_AVAILABLE DATA_.
________________________

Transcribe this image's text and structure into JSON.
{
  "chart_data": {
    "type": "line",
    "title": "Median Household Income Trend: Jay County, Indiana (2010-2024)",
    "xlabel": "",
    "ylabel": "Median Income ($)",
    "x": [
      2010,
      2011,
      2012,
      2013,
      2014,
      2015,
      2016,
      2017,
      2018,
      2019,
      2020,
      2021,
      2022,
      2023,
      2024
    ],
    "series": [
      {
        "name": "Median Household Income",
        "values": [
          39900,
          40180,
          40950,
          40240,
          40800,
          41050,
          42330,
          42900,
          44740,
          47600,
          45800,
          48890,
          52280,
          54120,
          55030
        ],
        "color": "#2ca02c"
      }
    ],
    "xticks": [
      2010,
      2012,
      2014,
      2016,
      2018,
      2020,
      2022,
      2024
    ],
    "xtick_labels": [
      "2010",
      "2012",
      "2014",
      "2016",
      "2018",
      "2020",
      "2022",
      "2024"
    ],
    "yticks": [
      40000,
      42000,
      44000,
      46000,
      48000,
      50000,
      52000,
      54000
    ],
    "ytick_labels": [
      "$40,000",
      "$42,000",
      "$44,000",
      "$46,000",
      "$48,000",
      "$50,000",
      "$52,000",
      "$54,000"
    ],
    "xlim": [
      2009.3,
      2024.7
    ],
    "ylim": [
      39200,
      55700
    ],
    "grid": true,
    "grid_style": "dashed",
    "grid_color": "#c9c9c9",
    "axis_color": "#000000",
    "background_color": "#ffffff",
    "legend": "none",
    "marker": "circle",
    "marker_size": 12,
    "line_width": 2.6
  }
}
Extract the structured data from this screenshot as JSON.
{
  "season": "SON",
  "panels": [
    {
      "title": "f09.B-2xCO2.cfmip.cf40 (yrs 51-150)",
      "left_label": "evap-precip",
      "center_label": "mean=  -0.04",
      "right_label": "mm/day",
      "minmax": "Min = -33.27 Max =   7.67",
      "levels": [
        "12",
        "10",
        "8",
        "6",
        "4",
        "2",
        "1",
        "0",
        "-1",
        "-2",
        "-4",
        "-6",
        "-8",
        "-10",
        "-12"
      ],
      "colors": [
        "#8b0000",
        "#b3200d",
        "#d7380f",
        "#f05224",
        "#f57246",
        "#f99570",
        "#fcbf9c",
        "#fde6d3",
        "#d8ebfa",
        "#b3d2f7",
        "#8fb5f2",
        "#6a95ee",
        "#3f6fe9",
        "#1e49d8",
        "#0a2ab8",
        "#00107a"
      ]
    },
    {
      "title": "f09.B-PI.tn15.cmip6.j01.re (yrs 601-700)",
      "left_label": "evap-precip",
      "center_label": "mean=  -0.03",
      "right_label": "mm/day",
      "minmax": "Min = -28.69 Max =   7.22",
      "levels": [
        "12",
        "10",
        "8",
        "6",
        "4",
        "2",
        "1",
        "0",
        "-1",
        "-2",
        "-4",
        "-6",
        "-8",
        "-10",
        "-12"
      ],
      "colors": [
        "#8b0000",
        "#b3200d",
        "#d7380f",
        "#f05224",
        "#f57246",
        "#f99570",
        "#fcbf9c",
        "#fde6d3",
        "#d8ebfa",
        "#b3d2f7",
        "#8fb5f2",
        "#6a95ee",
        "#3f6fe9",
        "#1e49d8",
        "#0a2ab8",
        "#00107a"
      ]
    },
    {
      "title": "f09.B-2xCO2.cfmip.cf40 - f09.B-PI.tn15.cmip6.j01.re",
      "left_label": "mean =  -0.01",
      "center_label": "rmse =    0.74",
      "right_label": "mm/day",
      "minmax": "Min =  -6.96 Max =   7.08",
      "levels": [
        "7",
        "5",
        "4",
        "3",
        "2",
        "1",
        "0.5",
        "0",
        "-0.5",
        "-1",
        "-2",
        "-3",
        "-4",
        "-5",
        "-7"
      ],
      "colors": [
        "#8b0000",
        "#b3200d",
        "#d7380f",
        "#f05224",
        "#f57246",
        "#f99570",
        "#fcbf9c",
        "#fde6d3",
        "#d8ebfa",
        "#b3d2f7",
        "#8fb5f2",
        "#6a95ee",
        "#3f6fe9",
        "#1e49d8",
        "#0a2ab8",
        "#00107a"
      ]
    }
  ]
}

________________________

Extract the full listing above without alteration.

_ANSWER TO THIS TASK_.
Transcribe this image's text and structure into JSON.
{
  "chart_data": {
    "type": "line",
    "title": "Median Household Income Trend: Jay County, Indiana (2010-2024)",
    "xlabel": "",
    "ylabel": "Median Income ($)",
    "x": [
      2010,
      2011,
      2012,
      2013,
      2014,
      2015,
      2016,
      2017,
      2018,
      2019,
      2020,
      2021,
      2022,
      2023,
      2024
    ],
    "series": [
      {
        "name": "Median Household Income",
        "values": [
          39900,
          40180,
          40950,
          40240,
          40800,
          41050,
          42330,
          42900,
          44740,
          47600,
          45800,
          48890,
          52280,
          54120,
          55030
        ],
        "color": "#2ca02c"
      }
    ],
    "xticks": [
      2010,
      2012,
      2014,
      2016,
      2018,
      2020,
      2022,
      2024
    ],
    "xtick_labels": [
      "2010",
      "2012",
      "2014",
      "2016",
      "2018",
      "2020",
      "2022",
      "2024"
    ],
    "yticks": [
      40000,
      42000,
      44000,
      46000,
      48000,
      50000,
      52000,
      54000
    ],
    "ytick_labels": [
      "$40,000",
      "$42,000",
      "$44,000",
      "$46,000",
      "$48,000",
      "$50,000",
      "$52,000",
      "$54,000"
    ],
    "xlim": [
      2009.3,
      2024.7
    ],
    "ylim": [
      39200,
      55700
    ],
    "grid": true,
    "grid_style": "dashed",
    "grid_color": "#c9c9c9",
    "axis_color": "#000000",
    "background_color": "#ffffff",
    "legend": "none",
    "marker": "circle",
    "marker_size": 12,
    "line_width": 2.6
  }
}
Extract the structured data from this screenshot as JSON.
{
  "season": "SON",
  "panels": [
    {
      "title": "f09.B-2xCO2.cfmip.cf40 (yrs 51-150)",
      "left_label": "evap-precip",
      "center_label": "mean=  -0.04",
      "right_label": "mm/day",
      "minmax": "Min = -33.27 Max =   7.67",
      "levels": [
        "12",
        "10",
        "8",
        "6",
        "4",
        "2",
        "1",
        "0",
        "-1",
        "-2",
        "-4",
        "-6",
        "-8",
        "-10",
        "-12"
      ],
      "colors": [
        "#8b0000",
        "#b3200d",
        "#d7380f",
        "#f05224",
        "#f57246",
        "#f99570",
        "#fcbf9c",
        "#fde6d3",
        "#d8ebfa",
        "#b3d2f7",
        "#8fb5f2",
        "#6a95ee",
        "#3f6fe9",
        "#1e49d8",
        "#0a2ab8",
        "#00107a"
      ]
    },
    {
      "title": "f09.B-PI.tn15.cmip6.j01.re (yrs 601-700)",
      "left_label": "evap-precip",
      "center_label": "mean=  -0.03",
      "right_label": "mm/day",
      "minmax": "Min = -28.69 Max =   7.22",
      "levels": [
        "12",
        "10",
        "8",
        "6",
        "4",
        "2",
        "1",
        "0",
        "-1",
        "-2",
        "-4",
        "-6",
        "-8",
        "-10",
        "-12"
      ],
      "colors": [
        "#8b0000",
        "#b3200d",
        "#d7380f",
        "#f05224",
        "#f57246",
        "#f99570",
        "#fcbf9c",
        "#fde6d3",
        "#d8ebfa",
        "#b3d2f7",
        "#8fb5f2",
        "#6a95ee",
        "#3f6fe9",
        "#1e49d8",
        "#0a2ab8",
        "#00107a"
      ]
    },
    {
      "title": "f09.B-2xCO2.cfmip.cf40 - f09.B-PI.tn15.cmip6.j01.re",
      "left_label": "mean =  -0.01",
      "center_label": "rmse =    0.74",
      "right_label": "mm/day",
      "minmax": "Min =  -6.96 Max =   7.08",
      "levels": [
        "7",
        "5",
        "4",
        "3",
        "2",
        "1",
        "0.5",
        "0",
        "-0.5",
        "-1",
        "-2",
        "-3",
        "-4",
        "-5",
        "-7"
      ],
      "colors": [
        "#8b0000",
        "#b3200d",
        "#d7380f",
        "#f05224",
        "#f57246",
        "#f99570",
        "#fcbf9c",
        "#fde6d3",
        "#d8ebfa",
        "#b3d2f7",
        "#8fb5f2",
        "#6a95ee",
        "#3f6fe9",
        "#1e49d8",
        "#0a2ab8",
        "#00107a"
      ]
    }
  ]
}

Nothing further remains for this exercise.